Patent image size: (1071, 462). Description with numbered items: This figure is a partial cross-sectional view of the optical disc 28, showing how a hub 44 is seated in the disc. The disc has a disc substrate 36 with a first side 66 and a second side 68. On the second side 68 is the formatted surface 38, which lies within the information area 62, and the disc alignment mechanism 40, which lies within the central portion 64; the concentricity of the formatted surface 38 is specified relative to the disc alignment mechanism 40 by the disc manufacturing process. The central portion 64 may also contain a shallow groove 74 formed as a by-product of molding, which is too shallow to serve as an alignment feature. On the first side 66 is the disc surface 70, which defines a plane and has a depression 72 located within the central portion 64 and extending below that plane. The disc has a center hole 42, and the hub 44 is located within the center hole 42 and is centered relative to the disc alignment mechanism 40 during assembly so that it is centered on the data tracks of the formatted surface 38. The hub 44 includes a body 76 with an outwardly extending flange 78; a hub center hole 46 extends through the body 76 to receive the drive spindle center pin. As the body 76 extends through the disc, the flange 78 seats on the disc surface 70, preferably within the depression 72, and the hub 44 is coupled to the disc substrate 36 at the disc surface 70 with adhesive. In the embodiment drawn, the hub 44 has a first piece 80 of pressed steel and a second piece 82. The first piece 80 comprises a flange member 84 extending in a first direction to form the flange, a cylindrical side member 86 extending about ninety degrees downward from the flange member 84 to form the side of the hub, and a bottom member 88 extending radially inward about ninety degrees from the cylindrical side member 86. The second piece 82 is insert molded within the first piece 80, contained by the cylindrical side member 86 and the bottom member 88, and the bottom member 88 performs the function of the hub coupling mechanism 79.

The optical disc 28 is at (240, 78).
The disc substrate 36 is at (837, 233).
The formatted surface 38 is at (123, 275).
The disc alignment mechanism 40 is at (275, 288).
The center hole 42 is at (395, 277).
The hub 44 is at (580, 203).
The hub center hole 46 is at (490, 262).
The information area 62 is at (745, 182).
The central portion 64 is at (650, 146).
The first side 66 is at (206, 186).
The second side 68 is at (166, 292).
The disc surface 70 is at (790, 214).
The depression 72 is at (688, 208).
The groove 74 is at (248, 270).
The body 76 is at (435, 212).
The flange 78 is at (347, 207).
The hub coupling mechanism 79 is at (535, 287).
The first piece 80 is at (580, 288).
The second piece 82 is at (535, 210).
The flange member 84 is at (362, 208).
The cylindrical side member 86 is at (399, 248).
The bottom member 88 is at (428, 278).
----
(INSTRUÇÕES DA TAREFA) Expresse como uma lista JSON de strings as linhas dos itens acima, do início até a linha que contém "The optical disc 28 is at (240, 78).", incluindo essa linha. Use uma string por linha e omita as linhas em branco.

(RESPOSTA COMPLETA)
[
  "Patent image size: (1071, 462). Description with numbered items: This figure is a partial cross-sectional view of the optical disc 28, showing how a hub 44 is seated in the disc. The disc has a disc substrate 36 with a first side 66 and a second side 68. On the second side 68 is the formatted surface 38, which lies within the information area 62, and the disc alignment mechanism 40, which lies within the central portion 64; the concentricity of the formatted surface 38 is specified relative to the disc alignment mechanism 40 by the disc manufacturing process. The central portion 64 may also contain a shallow groove 74 formed as a by-product of molding, which is too shallow to serve as an alignment feature. On the first side 66 is the disc surface 70, which defines a plane and has a depression 72 located within the central portion 64 and extending below that plane. The disc has a center hole 42, and the hub 44 is located within the center hole 42 and is centered relative to the disc alignment mechanism 40 during assembly so that it is centered on the data tracks of the formatted surface 38. The hub 44 includes a body 76 with an outwardly extending flange 78; a hub center hole 46 extends through the body 76 to receive the drive spindle center pin. As the body 76 extends through the disc, the flange 78 seats on the disc surface 70, preferably within the depression 72, and the hub 44 is coupled to the disc substrate 36 at the disc surface 70 with adhesive. In the embodiment drawn, the hub 44 has a first piece 80 of pressed steel and a second piece 82. The first piece 80 comprises a flange member 84 extending in a first direction to form the flange, a cylindrical side member 86 extending about ninety degrees downward from the flange member 84 to form the side of the hub, and a bottom member 88 extending radially inward about ninety degrees from the cylindrical side member 86. The second piece 82 is insert molded within the first piece 80, contained by the cylindrical side member 86 and the bottom member 88, and the bottom member 88 performs the function of the hub coupling mechanism 79.",
  "The optical disc 28 is at (240, 78)."
]